• _Challenge_:
Please give the count of lines holding the string "Shuffling" and nothing besides.

• _Records provided_:

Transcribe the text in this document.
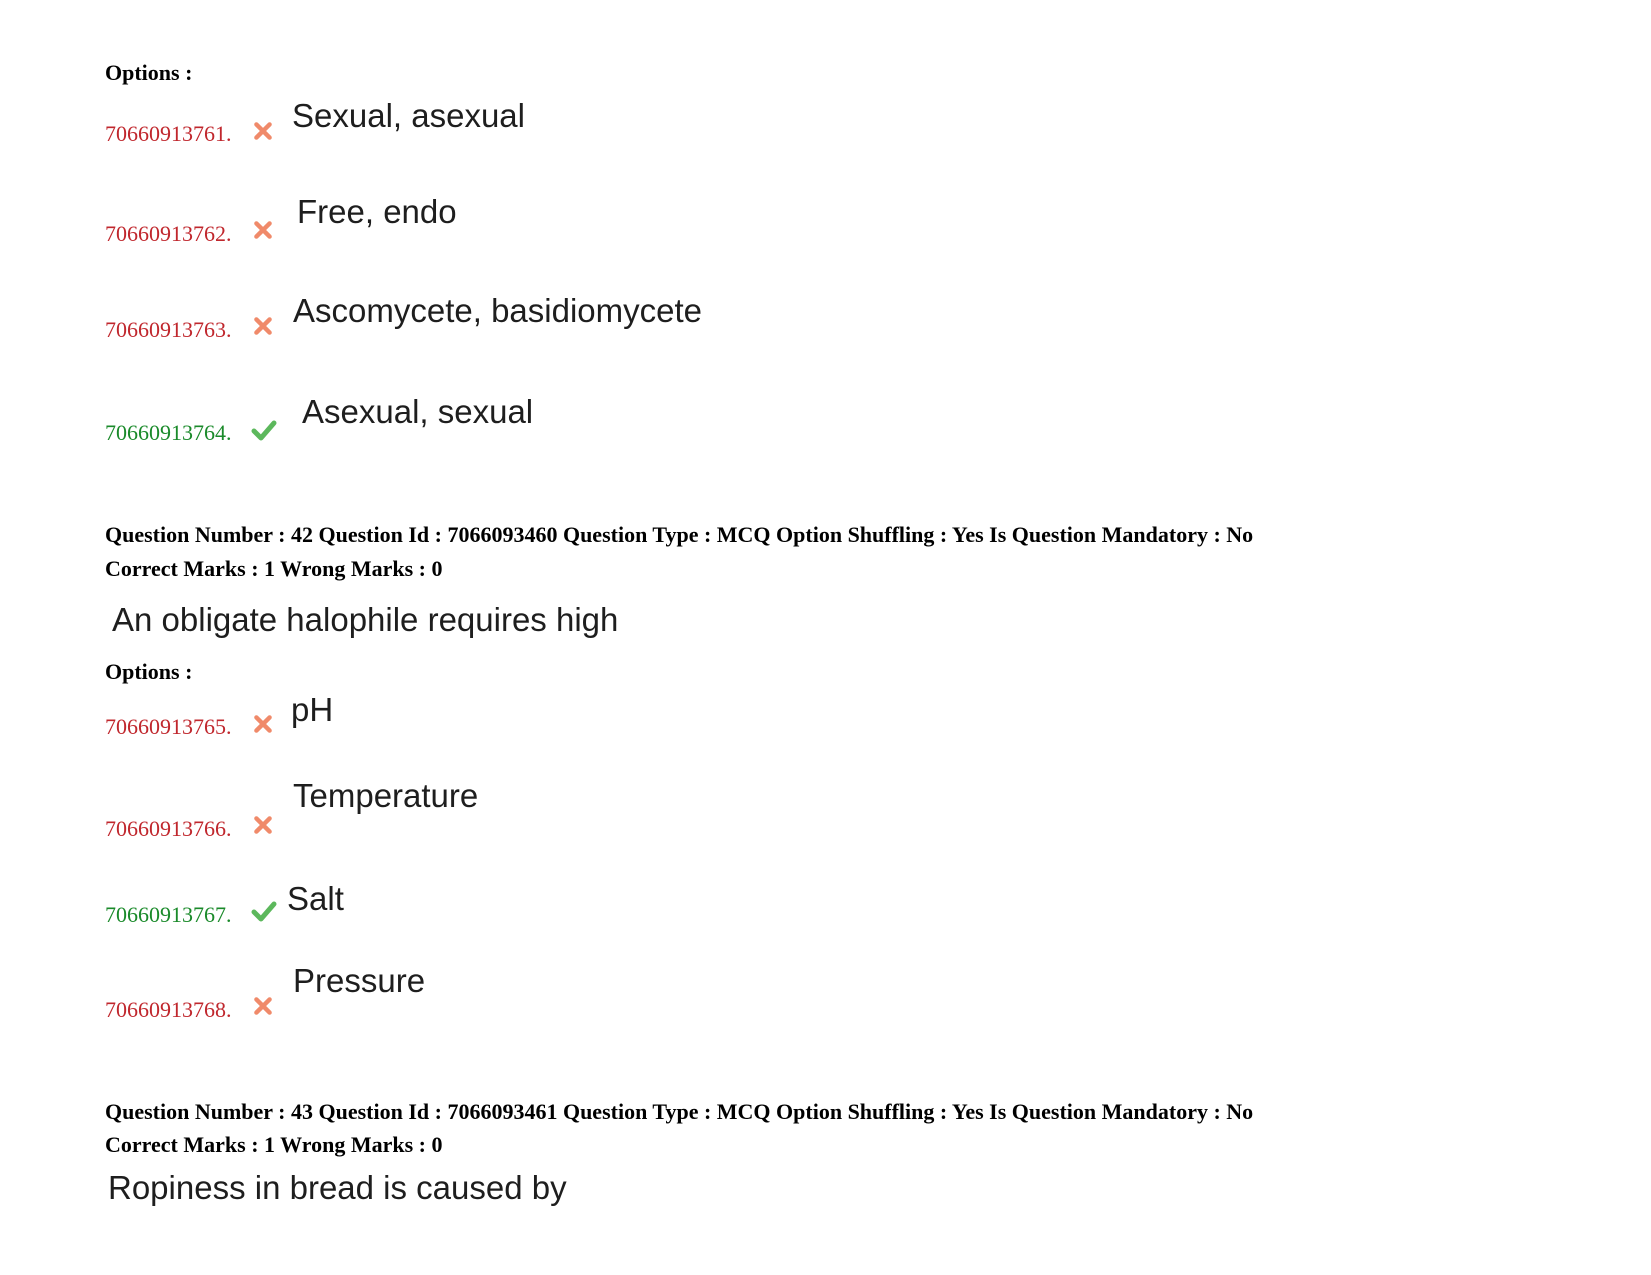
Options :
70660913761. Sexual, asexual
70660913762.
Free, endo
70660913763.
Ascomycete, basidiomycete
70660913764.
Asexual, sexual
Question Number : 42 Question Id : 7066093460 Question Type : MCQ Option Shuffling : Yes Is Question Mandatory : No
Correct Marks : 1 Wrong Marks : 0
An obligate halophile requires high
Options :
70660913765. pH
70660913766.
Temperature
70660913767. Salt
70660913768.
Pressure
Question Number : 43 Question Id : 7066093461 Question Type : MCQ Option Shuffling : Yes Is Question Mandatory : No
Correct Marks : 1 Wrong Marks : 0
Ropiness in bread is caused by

• _Written answer_:
2